### Provided material ###

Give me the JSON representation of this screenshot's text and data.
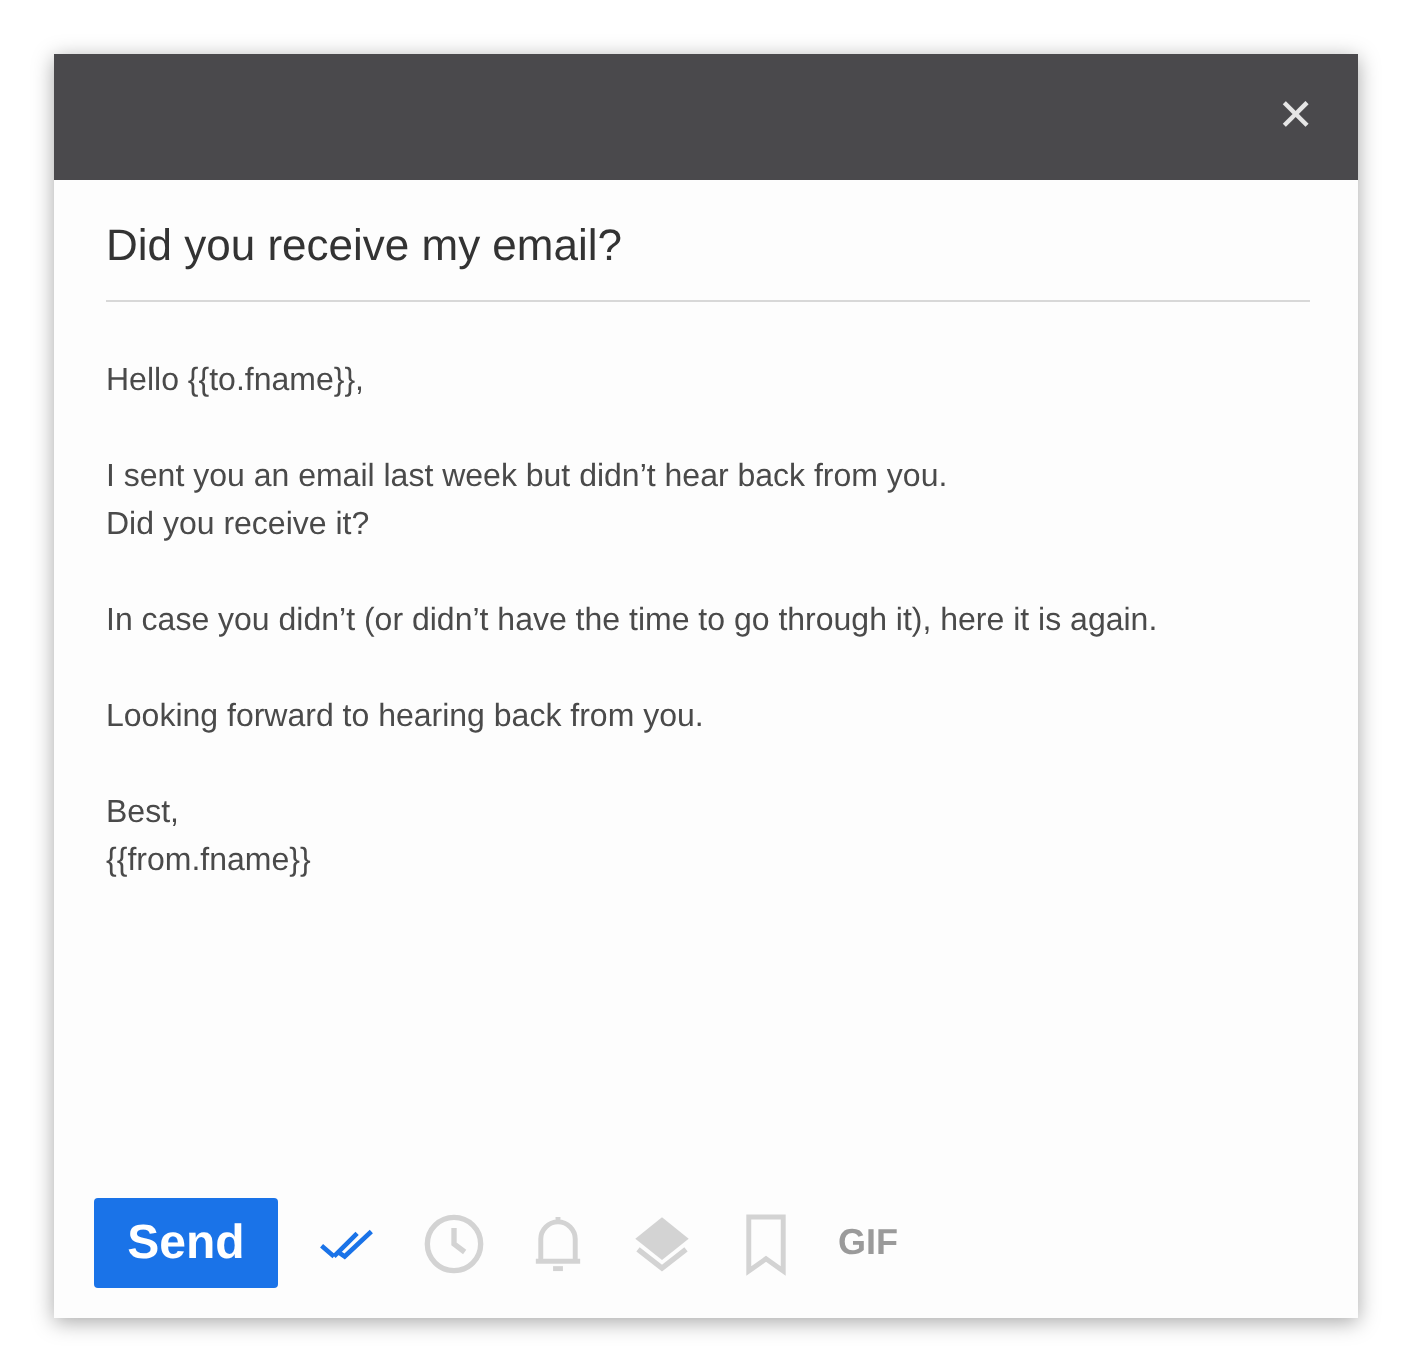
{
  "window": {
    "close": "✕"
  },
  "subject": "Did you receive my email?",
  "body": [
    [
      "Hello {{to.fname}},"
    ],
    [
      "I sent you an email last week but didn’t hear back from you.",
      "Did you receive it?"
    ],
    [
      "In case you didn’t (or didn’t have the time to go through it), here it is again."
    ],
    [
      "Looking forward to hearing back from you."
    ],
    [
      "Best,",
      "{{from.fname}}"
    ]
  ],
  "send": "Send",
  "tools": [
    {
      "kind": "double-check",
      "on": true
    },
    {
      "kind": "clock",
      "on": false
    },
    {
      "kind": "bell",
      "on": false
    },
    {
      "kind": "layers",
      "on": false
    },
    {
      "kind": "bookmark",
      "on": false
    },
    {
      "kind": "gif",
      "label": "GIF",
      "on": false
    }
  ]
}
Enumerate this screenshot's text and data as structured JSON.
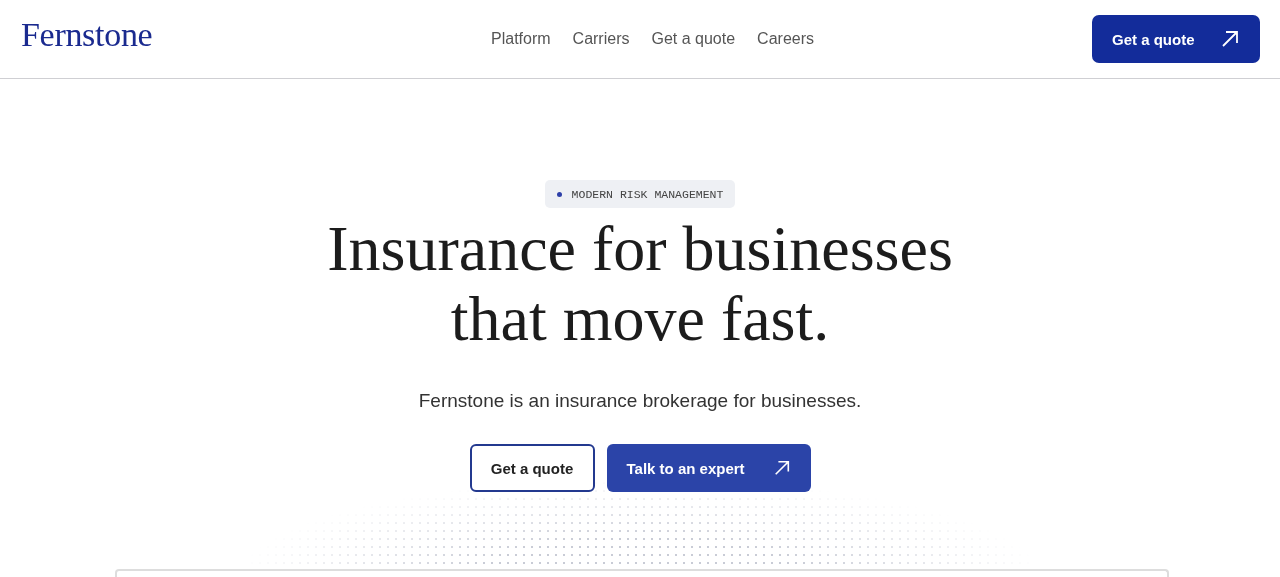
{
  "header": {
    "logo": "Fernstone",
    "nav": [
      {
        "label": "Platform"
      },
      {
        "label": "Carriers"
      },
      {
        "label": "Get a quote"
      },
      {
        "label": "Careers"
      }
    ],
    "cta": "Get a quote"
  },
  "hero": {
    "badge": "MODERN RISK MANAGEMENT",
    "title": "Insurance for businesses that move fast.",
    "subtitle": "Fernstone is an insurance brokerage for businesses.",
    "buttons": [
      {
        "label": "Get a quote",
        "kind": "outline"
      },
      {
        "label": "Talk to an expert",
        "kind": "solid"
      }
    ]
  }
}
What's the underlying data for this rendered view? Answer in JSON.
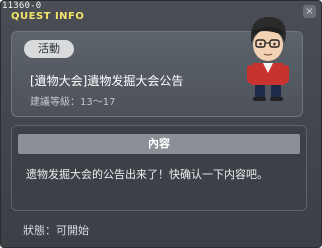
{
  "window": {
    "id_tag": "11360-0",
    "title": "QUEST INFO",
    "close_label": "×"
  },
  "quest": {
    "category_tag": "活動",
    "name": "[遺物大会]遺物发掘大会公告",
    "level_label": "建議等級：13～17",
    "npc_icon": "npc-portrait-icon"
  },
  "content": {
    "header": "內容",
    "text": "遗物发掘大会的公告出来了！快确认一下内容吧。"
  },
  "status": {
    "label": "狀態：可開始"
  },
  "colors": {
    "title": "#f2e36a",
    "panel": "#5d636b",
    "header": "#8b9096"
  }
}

###

§ **Written exercise**
Using the records above, retype everything exactly except the pictures.

§ **Exercise answer**
Give me the JSON representation of this screenshot's text and data.
{
  "window": {
    "close": "✕"
  },
  "subject": "Did you receive my email?",
  "body": [
    [
      "Hello {{to.fname}},"
    ],
    [
      "I sent you an email last week but didn’t hear back from you.",
      "Did you receive it?"
    ],
    [
      "In case you didn’t (or didn’t have the time to go through it), here it is again."
    ],
    [
      "Looking forward to hearing back from you."
    ],
    [
      "Best,",
      "{{from.fname}}"
    ]
  ],
  "send": "Send",
  "tools": [
    {
      "kind": "double-check",
      "on": true
    },
    {
      "kind": "clock",
      "on": false
    },
    {
      "kind": "bell",
      "on": false
    },
    {
      "kind": "layers",
      "on": false
    },
    {
      "kind": "bookmark",
      "on": false
    },
    {
      "kind": "gif",
      "label": "GIF",
      "on": false
    }
  ]
}
Enumerate this screenshot's text and data as structured JSON.
{
  "header": {
    "logo": "Fernstone",
    "nav": [
      {
        "label": "Platform"
      },
      {
        "label": "Carriers"
      },
      {
        "label": "Get a quote"
      },
      {
        "label": "Careers"
      }
    ],
    "cta": "Get a quote"
  },
  "hero": {
    "badge": "MODERN RISK MANAGEMENT",
    "title": "Insurance for businesses that move fast.",
    "subtitle": "Fernstone is an insurance brokerage for businesses.",
    "buttons": [
      {
        "label": "Get a quote",
        "kind": "outline"
      },
      {
        "label": "Talk to an expert",
        "kind": "solid"
      }
    ]
  }
}
What's the underlying data for this rendered view? Answer in JSON.
{
  "window": {
    "id_tag": "11360-0",
    "title": "QUEST INFO",
    "close_label": "×"
  },
  "quest": {
    "category_tag": "活動",
    "name": "[遺物大会]遺物发掘大会公告",
    "level_label": "建議等級：13～17",
    "npc_icon": "npc-portrait-icon"
  },
  "content": {
    "header": "內容",
    "text": "遗物发掘大会的公告出来了！快确认一下内容吧。"
  },
  "status": {
    "label": "狀態：可開始"
  },
  "colors": {
    "title": "#f2e36a",
    "panel": "#5d636b",
    "header": "#8b9096"
  }
}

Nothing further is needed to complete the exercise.